Work to be completed => All the records that follow need to be reproduced exactly. Omit the images.

* Start Listing *

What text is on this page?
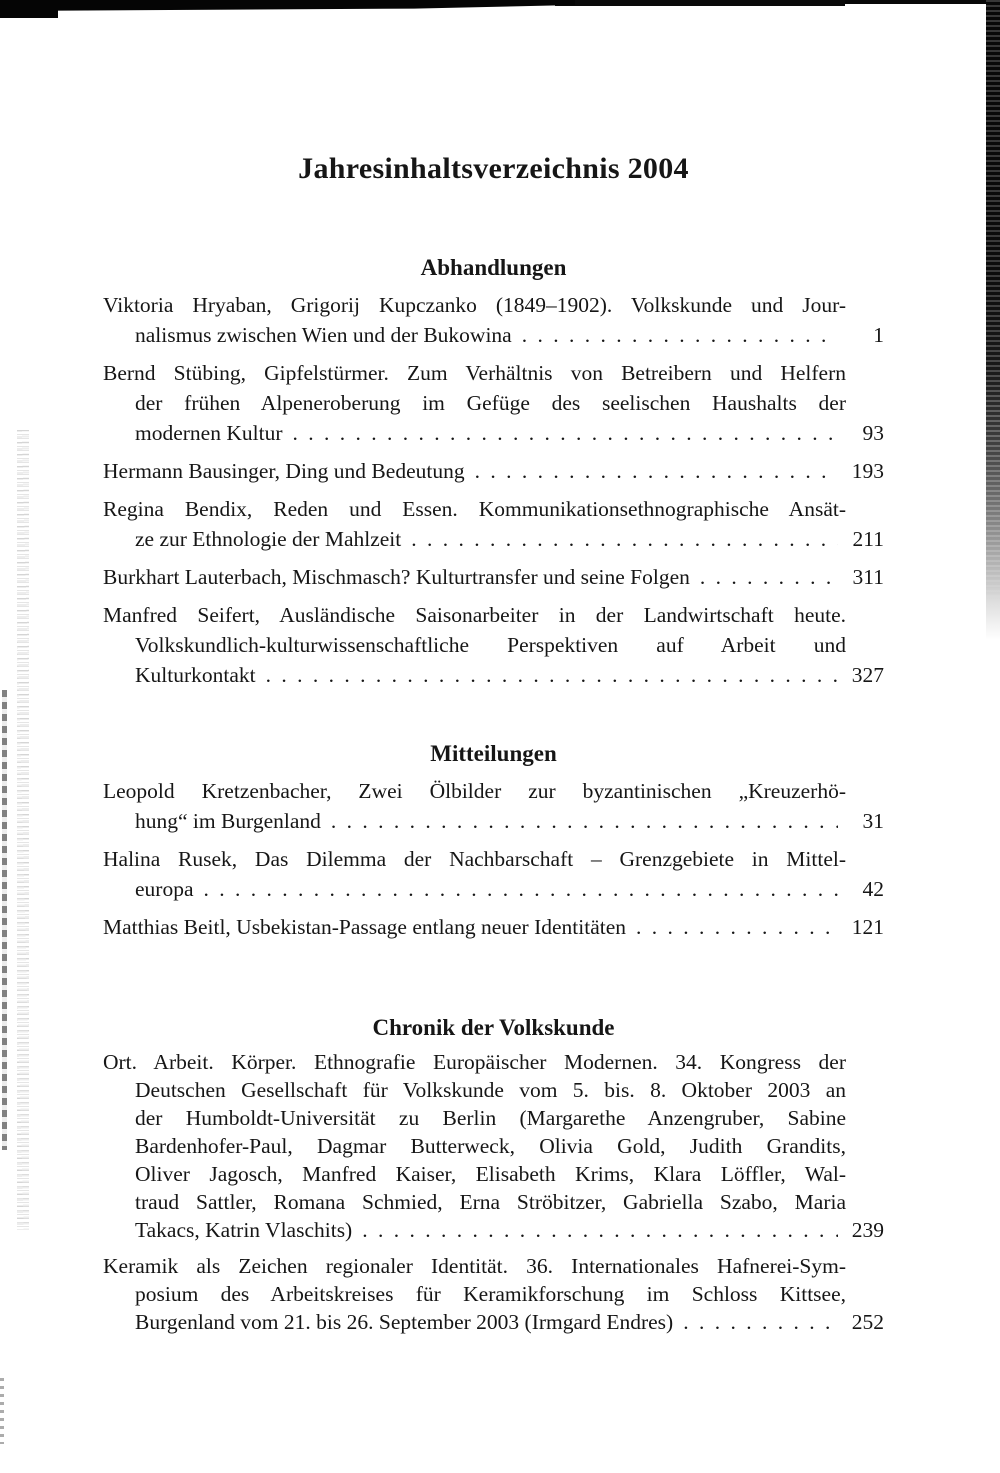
Jahresinhaltsverzeichnis 2004
Abhandlungen
Viktoria Hryaban, Grigorij Kupczanko (1849–1902). Volkskunde und Jour-
nalismus zwischen Wien und der Bukowina . . .	1
Bernd Stübing, Gipfelstürmer. Zum Verhältnis von Betreibern und Helfern
der frühen Alpeneroberung im Gefüge des seelischen Haushalts der
modernen Kultur . . .	93
Hermann Bausinger, Ding und Bedeutung . . .	193
Regina Bendix, Reden und Essen. Kommunikationsethnographische Ansät-
ze zur Ethnologie der Mahlzeit . . .	211
Burkhart Lauterbach, Mischmasch? Kulturtransfer und seine Folgen . . .	311
Manfred Seifert, Ausländische Saisonarbeiter in der Landwirtschaft heute.
Volkskundlich-kulturwissenschaftliche Perspektiven auf Arbeit und
Kulturkontakt . . .	327
Mitteilungen
Leopold Kretzenbacher, Zwei Ölbilder zur byzantinischen „Kreuzerhö-
hung“ im Burgenland . . .	31
Halina Rusek, Das Dilemma der Nachbarschaft – Grenzgebiete in Mittel-
europa . . .	42
Matthias Beitl, Usbekistan-Passage entlang neuer Identitäten . . .	121
Chronik der Volkskunde
Ort. Arbeit. Körper. Ethnografie Europäischer Modernen. 34. Kongress der
Deutschen Gesellschaft für Volkskunde vom 5. bis. 8. Oktober 2003 an
der Humboldt-Universität zu Berlin (Margarethe Anzengruber, Sabine
Bardenhofer-Paul, Dagmar Butterweck, Olivia Gold, Judith Grandits,
Oliver Jagosch, Manfred Kaiser, Elisabeth Krims, Klara Löffler, Wal-
traud Sattler, Romana Schmied, Erna Ströbitzer, Gabriella Szabo, Maria
Takacs, Katrin Vlaschits) . . .	239
Keramik als Zeichen regionaler Identität. 36. Internationales Hafnerei-Sym-
posium des Arbeitskreises für Keramikforschung im Schloss Kittsee,
Burgenland vom 21. bis 26. September 2003 (Irmgard Endres) . . .	252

* End Listing *

Finished task =>
What text is on this page?
Jahresinhaltsverzeichnis 2004
Abhandlungen
Viktoria Hryaban, Grigorij Kupczanko (1849–1902). Volkskunde und Jour-
nalismus zwischen Wien und der Bukowina . . .	1
Bernd Stübing, Gipfelstürmer. Zum Verhältnis von Betreibern und Helfern
der frühen Alpeneroberung im Gefüge des seelischen Haushalts der
modernen Kultur . . .	93
Hermann Bausinger, Ding und Bedeutung . . .	193
Regina Bendix, Reden und Essen. Kommunikationsethnographische Ansät-
ze zur Ethnologie der Mahlzeit . . .	211
Burkhart Lauterbach, Mischmasch? Kulturtransfer und seine Folgen . . .	311
Manfred Seifert, Ausländische Saisonarbeiter in der Landwirtschaft heute.
Volkskundlich-kulturwissenschaftliche Perspektiven auf Arbeit und
Kulturkontakt . . .	327
Mitteilungen
Leopold Kretzenbacher, Zwei Ölbilder zur byzantinischen „Kreuzerhö-
hung“ im Burgenland . . .	31
Halina Rusek, Das Dilemma der Nachbarschaft – Grenzgebiete in Mittel-
europa . . .	42
Matthias Beitl, Usbekistan-Passage entlang neuer Identitäten . . .	121
Chronik der Volkskunde
Ort. Arbeit. Körper. Ethnografie Europäischer Modernen. 34. Kongress der
Deutschen Gesellschaft für Volkskunde vom 5. bis. 8. Oktober 2003 an
der Humboldt-Universität zu Berlin (Margarethe Anzengruber, Sabine
Bardenhofer-Paul, Dagmar Butterweck, Olivia Gold, Judith Grandits,
Oliver Jagosch, Manfred Kaiser, Elisabeth Krims, Klara Löffler, Wal-
traud Sattler, Romana Schmied, Erna Ströbitzer, Gabriella Szabo, Maria
Takacs, Katrin Vlaschits) . . .	239
Keramik als Zeichen regionaler Identität. 36. Internationales Hafnerei-Sym-
posium des Arbeitskreises für Keramikforschung im Schloss Kittsee,
Burgenland vom 21. bis 26. September 2003 (Irmgard Endres) . . .	252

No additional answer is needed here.